━━ Passage ━━

How to add the number of work items in flight for the NDRange kernel?

HRZ
Frequent Contributor
7 years ago
Latency of most operations on the FPGA is higher than one cycle to allow reasonable operating frequency. For the particular case of external memory accesses, the latency is in the order of a few hundred cycles. Generally the compiler generates a deep-enough pipeline to be able to absorb the majority of the external memory stalls and at the same time accommodate all the necessary operations in the pipeline targeting a specific operating frequency (240 MHz by default). If you check the "System viewer" tab of the HTML report, you can find the latency of each block in your code and calculate the total pipeline depth by adding up all the latency values.
hiratz
Occasional Contributor
7 years ago
I see. Nice explanations! I just looked at the "System viewer" tab of the HTML report and it indeed shows the latency of each block in my code. Good info!
Thanks again!
hiratz
Occasional Contributor
7 years ago
One more question, the purpose of unrolling a loop is to add the depth of the pipeline (for single work item), not to let the unrolled iterations become a SIMD circuit (real parallel execution), right? If so, for NDRange version, since the loop cannot be pipelined as it is in the single work item, putting a "#pragma unroll" before a loop actually cannot bring some benefit (but add some extra area), right? (Note: when saying "the loop cannot be pipelined as ..." above, I mean their iterations cannot be pipelined. Instead, the loop is viewed as a whole and constructs the pipeline with other code. As a result, the loop becomes a stage as a whole. In this case, there is no difference between unrolling or not unrolling the loop. This is just my understanding.)

━━━
━━ Data rows ━━

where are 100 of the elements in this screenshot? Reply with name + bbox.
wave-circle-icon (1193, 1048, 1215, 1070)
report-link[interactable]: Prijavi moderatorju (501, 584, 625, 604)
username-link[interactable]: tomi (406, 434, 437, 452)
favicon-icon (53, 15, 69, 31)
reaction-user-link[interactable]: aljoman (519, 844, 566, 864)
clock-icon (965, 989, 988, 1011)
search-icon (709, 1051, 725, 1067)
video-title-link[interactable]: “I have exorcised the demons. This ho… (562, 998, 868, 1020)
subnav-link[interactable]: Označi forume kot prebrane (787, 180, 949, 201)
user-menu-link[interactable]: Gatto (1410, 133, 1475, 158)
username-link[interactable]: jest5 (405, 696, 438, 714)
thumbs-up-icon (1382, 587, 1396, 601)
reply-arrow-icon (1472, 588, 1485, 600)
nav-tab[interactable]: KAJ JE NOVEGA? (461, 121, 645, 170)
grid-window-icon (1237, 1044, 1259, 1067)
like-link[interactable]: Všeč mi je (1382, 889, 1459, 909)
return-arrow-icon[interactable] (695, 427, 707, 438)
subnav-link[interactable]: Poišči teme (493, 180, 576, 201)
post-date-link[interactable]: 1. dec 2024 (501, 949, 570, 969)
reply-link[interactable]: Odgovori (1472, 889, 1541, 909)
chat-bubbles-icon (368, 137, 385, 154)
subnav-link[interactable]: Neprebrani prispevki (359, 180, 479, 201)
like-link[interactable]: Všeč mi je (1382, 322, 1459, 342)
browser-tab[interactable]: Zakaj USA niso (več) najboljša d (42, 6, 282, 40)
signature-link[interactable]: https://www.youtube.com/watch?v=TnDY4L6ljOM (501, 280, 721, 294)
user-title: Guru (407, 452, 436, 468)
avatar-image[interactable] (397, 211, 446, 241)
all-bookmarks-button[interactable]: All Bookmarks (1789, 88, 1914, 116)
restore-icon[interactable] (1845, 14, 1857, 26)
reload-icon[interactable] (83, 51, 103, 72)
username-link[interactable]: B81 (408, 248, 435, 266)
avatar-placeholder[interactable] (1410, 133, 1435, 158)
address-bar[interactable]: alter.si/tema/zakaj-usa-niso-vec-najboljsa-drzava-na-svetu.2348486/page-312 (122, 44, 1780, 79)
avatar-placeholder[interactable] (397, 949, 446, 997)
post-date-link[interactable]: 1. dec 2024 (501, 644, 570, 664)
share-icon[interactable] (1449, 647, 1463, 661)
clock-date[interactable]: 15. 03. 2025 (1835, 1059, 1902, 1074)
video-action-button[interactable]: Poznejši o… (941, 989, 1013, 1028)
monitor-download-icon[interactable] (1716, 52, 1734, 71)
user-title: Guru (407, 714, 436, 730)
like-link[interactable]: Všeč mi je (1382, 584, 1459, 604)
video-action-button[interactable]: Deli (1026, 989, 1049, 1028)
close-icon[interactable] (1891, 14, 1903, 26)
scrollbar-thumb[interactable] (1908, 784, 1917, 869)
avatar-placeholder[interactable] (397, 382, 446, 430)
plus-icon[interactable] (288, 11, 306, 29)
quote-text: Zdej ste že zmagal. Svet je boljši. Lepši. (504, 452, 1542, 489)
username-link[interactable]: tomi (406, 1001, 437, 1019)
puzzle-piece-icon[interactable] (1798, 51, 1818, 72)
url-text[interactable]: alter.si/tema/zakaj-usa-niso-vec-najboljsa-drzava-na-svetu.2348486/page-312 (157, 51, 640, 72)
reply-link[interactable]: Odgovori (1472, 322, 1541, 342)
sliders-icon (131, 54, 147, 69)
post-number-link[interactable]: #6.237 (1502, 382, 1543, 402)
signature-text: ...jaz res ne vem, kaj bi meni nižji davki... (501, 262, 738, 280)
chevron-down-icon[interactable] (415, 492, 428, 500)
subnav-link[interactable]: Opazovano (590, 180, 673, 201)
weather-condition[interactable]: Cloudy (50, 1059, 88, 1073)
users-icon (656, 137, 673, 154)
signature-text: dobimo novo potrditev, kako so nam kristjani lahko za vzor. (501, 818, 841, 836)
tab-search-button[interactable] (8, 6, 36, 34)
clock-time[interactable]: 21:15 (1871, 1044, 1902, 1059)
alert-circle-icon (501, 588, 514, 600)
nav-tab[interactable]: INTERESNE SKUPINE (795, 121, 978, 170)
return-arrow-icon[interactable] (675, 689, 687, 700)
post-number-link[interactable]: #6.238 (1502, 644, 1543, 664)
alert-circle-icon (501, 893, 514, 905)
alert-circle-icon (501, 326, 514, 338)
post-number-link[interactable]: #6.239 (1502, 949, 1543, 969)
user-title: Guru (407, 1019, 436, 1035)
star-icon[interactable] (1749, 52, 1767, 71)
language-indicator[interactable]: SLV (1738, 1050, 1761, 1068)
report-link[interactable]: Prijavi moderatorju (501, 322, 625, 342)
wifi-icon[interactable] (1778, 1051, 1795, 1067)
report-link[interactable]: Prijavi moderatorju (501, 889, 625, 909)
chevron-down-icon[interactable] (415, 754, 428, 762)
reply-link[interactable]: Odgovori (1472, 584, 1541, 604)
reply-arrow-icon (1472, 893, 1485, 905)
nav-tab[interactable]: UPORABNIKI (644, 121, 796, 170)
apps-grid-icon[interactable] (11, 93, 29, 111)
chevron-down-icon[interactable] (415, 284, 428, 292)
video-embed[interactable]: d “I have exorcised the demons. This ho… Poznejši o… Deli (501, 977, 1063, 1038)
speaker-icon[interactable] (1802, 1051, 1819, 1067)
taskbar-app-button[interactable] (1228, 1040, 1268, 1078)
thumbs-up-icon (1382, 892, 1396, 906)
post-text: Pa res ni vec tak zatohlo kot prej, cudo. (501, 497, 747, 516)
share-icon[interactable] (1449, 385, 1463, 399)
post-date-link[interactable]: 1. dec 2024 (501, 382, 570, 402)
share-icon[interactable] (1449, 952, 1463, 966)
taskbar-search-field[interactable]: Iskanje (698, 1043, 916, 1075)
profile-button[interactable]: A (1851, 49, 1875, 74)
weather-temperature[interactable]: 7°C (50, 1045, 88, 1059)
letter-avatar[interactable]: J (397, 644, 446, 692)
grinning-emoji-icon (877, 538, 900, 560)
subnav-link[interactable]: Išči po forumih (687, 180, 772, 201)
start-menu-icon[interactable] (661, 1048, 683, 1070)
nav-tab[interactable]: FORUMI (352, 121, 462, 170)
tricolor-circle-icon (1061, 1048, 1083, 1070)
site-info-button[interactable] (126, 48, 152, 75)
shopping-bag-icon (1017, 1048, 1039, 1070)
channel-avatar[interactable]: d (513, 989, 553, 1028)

━━━

Please repeat the whole forum thread on NDRange work items in flight, word for word. You won't need the lines.

**Exercise solution**
How to add the number of work items in flight for the NDRange kernel?

HRZ
Frequent Contributor
7 years ago
Latency of most operations on the FPGA is higher than one cycle to allow reasonable operating frequency. For the particular case of external memory accesses, the latency is in the order of a few hundred cycles. Generally the compiler generates a deep-enough pipeline to be able to absorb the majority of the external memory stalls and at the same time accommodate all the necessary operations in the pipeline targeting a specific operating frequency (240 MHz by default). If you check the "System viewer" tab of the HTML report, you can find the latency of each block in your code and calculate the total pipeline depth by adding up all the latency values.
hiratz
Occasional Contributor
7 years ago
I see. Nice explanations! I just looked at the "System viewer" tab of the HTML report and it indeed shows the latency of each block in my code. Good info!
Thanks again!
hiratz
Occasional Contributor
7 years ago
One more question, the purpose of unrolling a loop is to add the depth of the pipeline (for single work item), not to let the unrolled iterations become a SIMD circuit (real parallel execution), right? If so, for NDRange version, since the loop cannot be pipelined as it is in the single work item, putting a "#pragma unroll" before a loop actually cannot bring some benefit (but add some extra area), right? (Note: when saying "the loop cannot be pipelined as ..." above, I mean their iterations cannot be pipelined. Instead, the loop is viewed as a whole and constructs the pipeline with other code. As a result, the loop becomes a stage as a whole. In this case, there is no difference between unrolling or not unrolling the loop. This is just my understanding.)